Collected data entries =>
%%
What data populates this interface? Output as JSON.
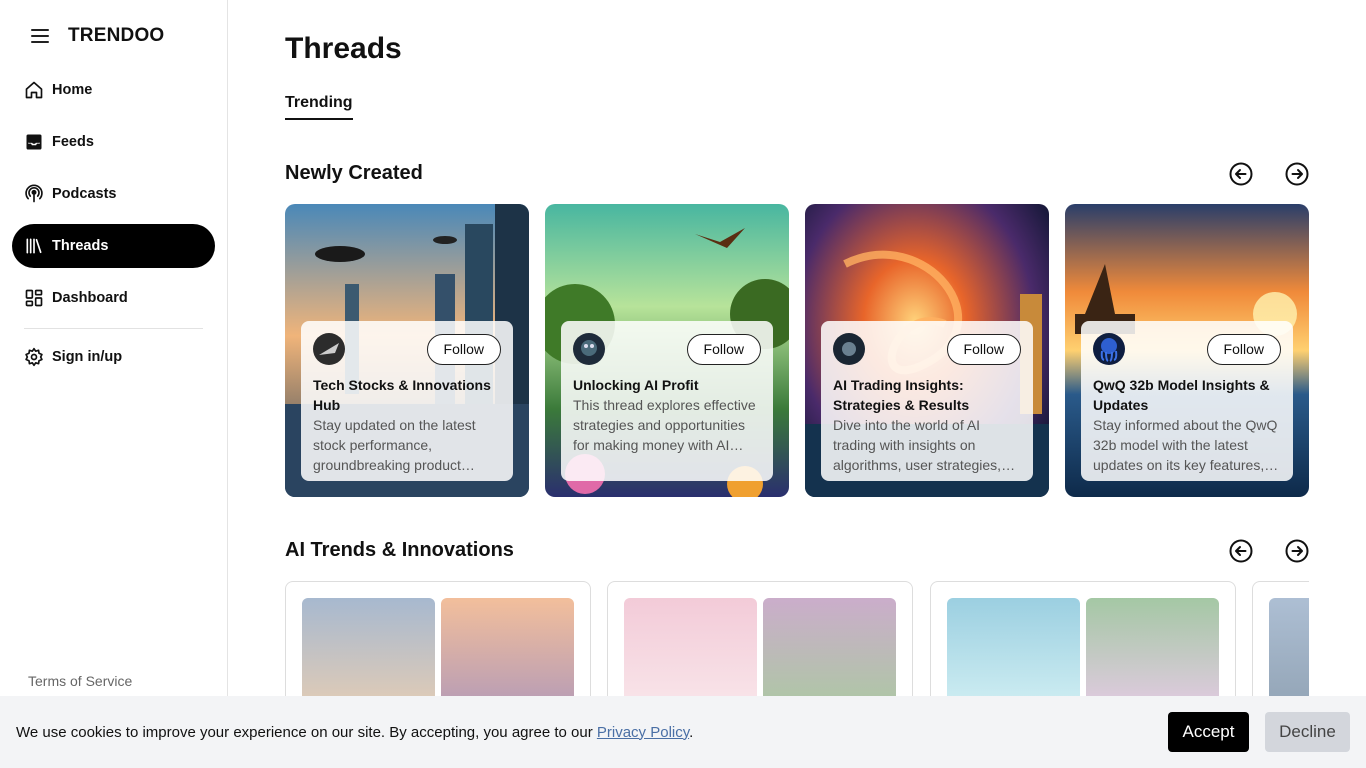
{
  "app": {
    "name": "TRENDOO"
  },
  "sidebar": {
    "items": [
      {
        "label": "Home",
        "icon": "home-icon"
      },
      {
        "label": "Feeds",
        "icon": "inbox-icon"
      },
      {
        "label": "Podcasts",
        "icon": "podcast-icon"
      },
      {
        "label": "Threads",
        "icon": "library-icon",
        "active": true
      },
      {
        "label": "Dashboard",
        "icon": "dashboard-icon"
      }
    ],
    "sign_in": "Sign in/up",
    "terms": "Terms of Service"
  },
  "main": {
    "title": "Threads",
    "tab": "Trending",
    "section1": {
      "title": "Newly Created",
      "cards": [
        {
          "title": "Tech Stocks & Innovations Hub",
          "description": "Stay updated on the latest stock performance, groundbreaking product…",
          "follow": "Follow"
        },
        {
          "title": "Unlocking AI Profit Potential",
          "description": "This thread explores effective strategies and opportunities for making money with AI…",
          "follow": "Follow"
        },
        {
          "title": "AI Trading Insights: Strategies & Results",
          "description": "Dive into the world of AI trading with insights on algorithms, user strategies,…",
          "follow": "Follow"
        },
        {
          "title": "QwQ 32b Model Insights & Updates",
          "description": "Stay informed about the QwQ 32b model with the latest updates on its key features,…",
          "follow": "Follow"
        }
      ]
    },
    "section2": {
      "title": "AI Trends & Innovations"
    }
  },
  "cookie": {
    "text": "We use cookies to improve your experience on our site. By accepting, you agree to our ",
    "link": "Privacy Policy",
    "period": ".",
    "accept": "Accept",
    "decline": "Decline"
  },
  "colors": {
    "active_bg": "#000000",
    "link": "#4a6fa5",
    "banner_bg": "#f3f4f6"
  }
}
%%
Task requirements => Write out the records above exactly as they stand, leaving out every picture.

Task solution =>
What data populates this interface? Output as JSON.
{
  "app": {
    "name": "TRENDOO"
  },
  "sidebar": {
    "items": [
      {
        "label": "Home",
        "icon": "home-icon"
      },
      {
        "label": "Feeds",
        "icon": "inbox-icon"
      },
      {
        "label": "Podcasts",
        "icon": "podcast-icon"
      },
      {
        "label": "Threads",
        "icon": "library-icon",
        "active": true
      },
      {
        "label": "Dashboard",
        "icon": "dashboard-icon"
      }
    ],
    "sign_in": "Sign in/up",
    "terms": "Terms of Service"
  },
  "main": {
    "title": "Threads",
    "tab": "Trending",
    "section1": {
      "title": "Newly Created",
      "cards": [
        {
          "title": "Tech Stocks & Innovations Hub",
          "description": "Stay updated on the latest stock performance, groundbreaking product…",
          "follow": "Follow"
        },
        {
          "title": "Unlocking AI Profit Potential",
          "description": "This thread explores effective strategies and opportunities for making money with AI…",
          "follow": "Follow"
        },
        {
          "title": "AI Trading Insights: Strategies & Results",
          "description": "Dive into the world of AI trading with insights on algorithms, user strategies,…",
          "follow": "Follow"
        },
        {
          "title": "QwQ 32b Model Insights & Updates",
          "description": "Stay informed about the QwQ 32b model with the latest updates on its key features,…",
          "follow": "Follow"
        }
      ]
    },
    "section2": {
      "title": "AI Trends & Innovations"
    }
  },
  "cookie": {
    "text": "We use cookies to improve your experience on our site. By accepting, you agree to our ",
    "link": "Privacy Policy",
    "period": ".",
    "accept": "Accept",
    "decline": "Decline"
  },
  "colors": {
    "active_bg": "#000000",
    "link": "#4a6fa5",
    "banner_bg": "#f3f4f6"
  }
}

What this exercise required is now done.